Review the material line by line. Identify and copy every line that contains the string "南京利德东方橡塑科技有限公司".

DATA SUPPLIED:
/---
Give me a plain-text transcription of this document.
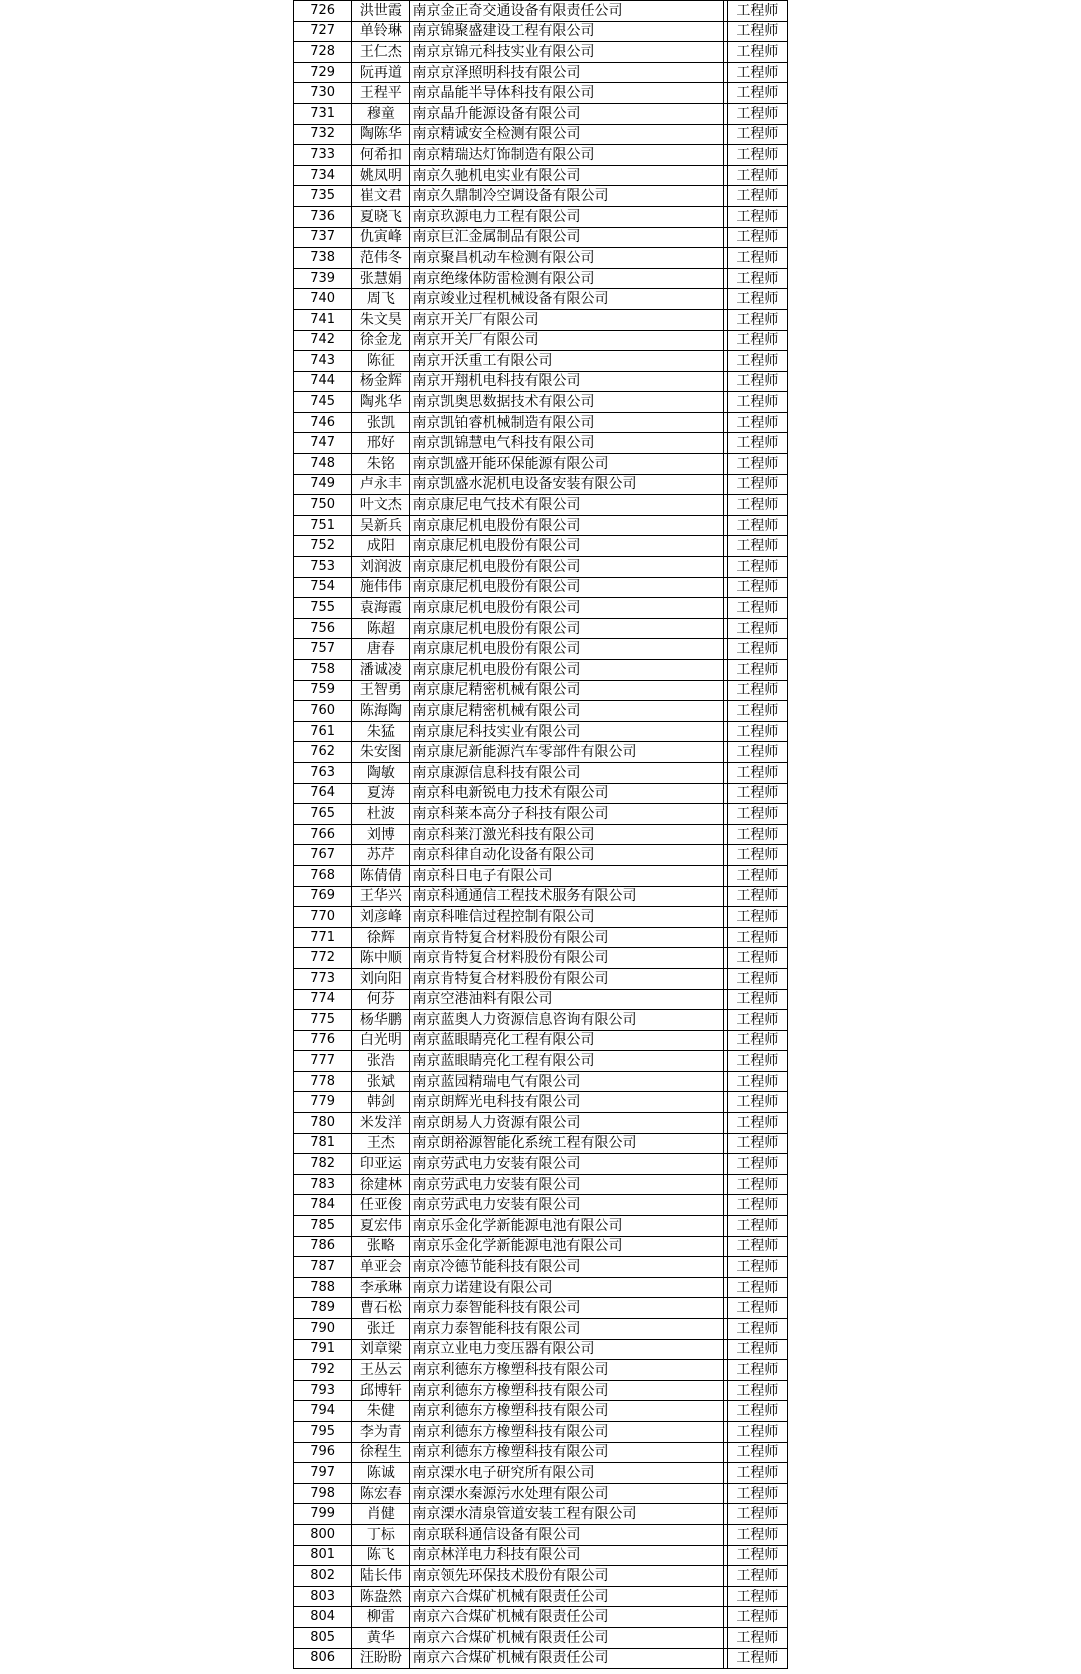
726	洪世霞	南京金正奇交通设备有限责任公司		工程师
727	单铃琳	南京锦聚盛建设工程有限公司		工程师
728	王仁杰	南京京锦元科技实业有限公司		工程师
729	阮再道	南京京泽照明科技有限公司		工程师
730	王程平	南京晶能半导体科技有限公司		工程师
731	穆童	南京晶升能源设备有限公司		工程师
732	陶陈华	南京精诚安全检测有限公司		工程师
733	何希扣	南京精瑞达灯饰制造有限公司		工程师
734	姚凤明	南京久驰机电实业有限公司		工程师
735	崔文君	南京久鼎制冷空调设备有限公司		工程师
736	夏晓飞	南京玖源电力工程有限公司		工程师
737	仇寅峰	南京巨汇金属制品有限公司		工程师
738	范伟冬	南京聚昌机动车检测有限公司		工程师
739	张慧娟	南京绝缘体防雷检测有限公司		工程师
740	周飞	南京竣业过程机械设备有限公司		工程师
741	朱文昊	南京开关厂有限公司		工程师
742	徐金龙	南京开关厂有限公司		工程师
743	陈征	南京开沃重工有限公司		工程师
744	杨金辉	南京开翔机电科技有限公司		工程师
745	陶兆华	南京凯奥思数据技术有限公司		工程师
746	张凯	南京凯铂睿机械制造有限公司		工程师
747	邢好	南京凯锦慧电气科技有限公司		工程师
748	朱铭	南京凯盛开能环保能源有限公司		工程师
749	卢永丰	南京凯盛水泥机电设备安装有限公司		工程师
750	叶文杰	南京康尼电气技术有限公司		工程师
751	吴新兵	南京康尼机电股份有限公司		工程师
752	成阳	南京康尼机电股份有限公司		工程师
753	刘润波	南京康尼机电股份有限公司		工程师
754	施伟伟	南京康尼机电股份有限公司		工程师
755	袁海霞	南京康尼机电股份有限公司		工程师
756	陈超	南京康尼机电股份有限公司		工程师
757	唐春	南京康尼机电股份有限公司		工程师
758	潘诚凌	南京康尼机电股份有限公司		工程师
759	王智勇	南京康尼精密机械有限公司		工程师
760	陈海陶	南京康尼精密机械有限公司		工程师
761	朱猛	南京康尼科技实业有限公司		工程师
762	朱安图	南京康尼新能源汽车零部件有限公司		工程师
763	陶敏	南京康源信息科技有限公司		工程师
764	夏涛	南京科电新锐电力技术有限公司		工程师
765	杜波	南京科莱本高分子科技有限公司		工程师
766	刘博	南京科莱汀激光科技有限公司		工程师
767	苏芹	南京科律自动化设备有限公司		工程师
768	陈倩倩	南京科日电子有限公司		工程师
769	王华兴	南京科通通信工程技术服务有限公司		工程师
770	刘彦峰	南京科唯信过程控制有限公司		工程师
771	徐辉	南京肯特复合材料股份有限公司		工程师
772	陈中顺	南京肯特复合材料股份有限公司		工程师
773	刘向阳	南京肯特复合材料股份有限公司		工程师
774	何芬	南京空港油料有限公司		工程师
775	杨华鹏	南京蓝奥人力资源信息咨询有限公司		工程师
776	白光明	南京蓝眼睛亮化工程有限公司		工程师
777	张浩	南京蓝眼睛亮化工程有限公司		工程师
778	张斌	南京蓝园精瑞电气有限公司		工程师
779	韩剑	南京朗辉光电科技有限公司		工程师
780	米发洋	南京朗易人力资源有限公司		工程师
781	王杰	南京朗裕源智能化系统工程有限公司		工程师
782	印亚运	南京劳武电力安装有限公司		工程师
783	徐建林	南京劳武电力安装有限公司		工程师
784	任亚俊	南京劳武电力安装有限公司		工程师
785	夏宏伟	南京乐金化学新能源电池有限公司		工程师
786	张略	南京乐金化学新能源电池有限公司		工程师
787	单亚会	南京冷德节能科技有限公司		工程师
788	李承琳	南京力诺建设有限公司		工程师
789	曹石松	南京力泰智能科技有限公司		工程师
790	张迁	南京力泰智能科技有限公司		工程师
791	刘章梁	南京立业电力变压器有限公司		工程师
792	王丛云	南京利德东方橡塑科技有限公司		工程师
793	邱博轩	南京利德东方橡塑科技有限公司		工程师
794	朱健	南京利德东方橡塑科技有限公司		工程师
795	李为青	南京利德东方橡塑科技有限公司		工程师
796	徐程生	南京利德东方橡塑科技有限公司		工程师
797	陈诚	南京溧水电子研究所有限公司		工程师
798	陈宏春	南京溧水秦源污水处理有限公司		工程师
799	肖健	南京溧水清泉管道安装工程有限公司		工程师
800	丁标	南京联科通信设备有限公司		工程师
801	陈飞	南京林洋电力科技有限公司		工程师
802	陆长伟	南京领先环保技术股份有限公司		工程师
803	陈盎然	南京六合煤矿机械有限责任公司		工程师
804	柳雷	南京六合煤矿机械有限责任公司		工程师
805	黄华	南京六合煤矿机械有限责任公司		工程师
806	汪盼盼	南京六合煤矿机械有限责任公司		工程师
\---
RESPONSE FOR THIS EXERCISE:
792	王丛云	南京利德东方橡塑科技有限公司		工程师
793	邱博轩	南京利德东方橡塑科技有限公司		工程师
794	朱健	南京利德东方橡塑科技有限公司		工程师
795	李为青	南京利德东方橡塑科技有限公司		工程师
796	徐程生	南京利德东方橡塑科技有限公司		工程师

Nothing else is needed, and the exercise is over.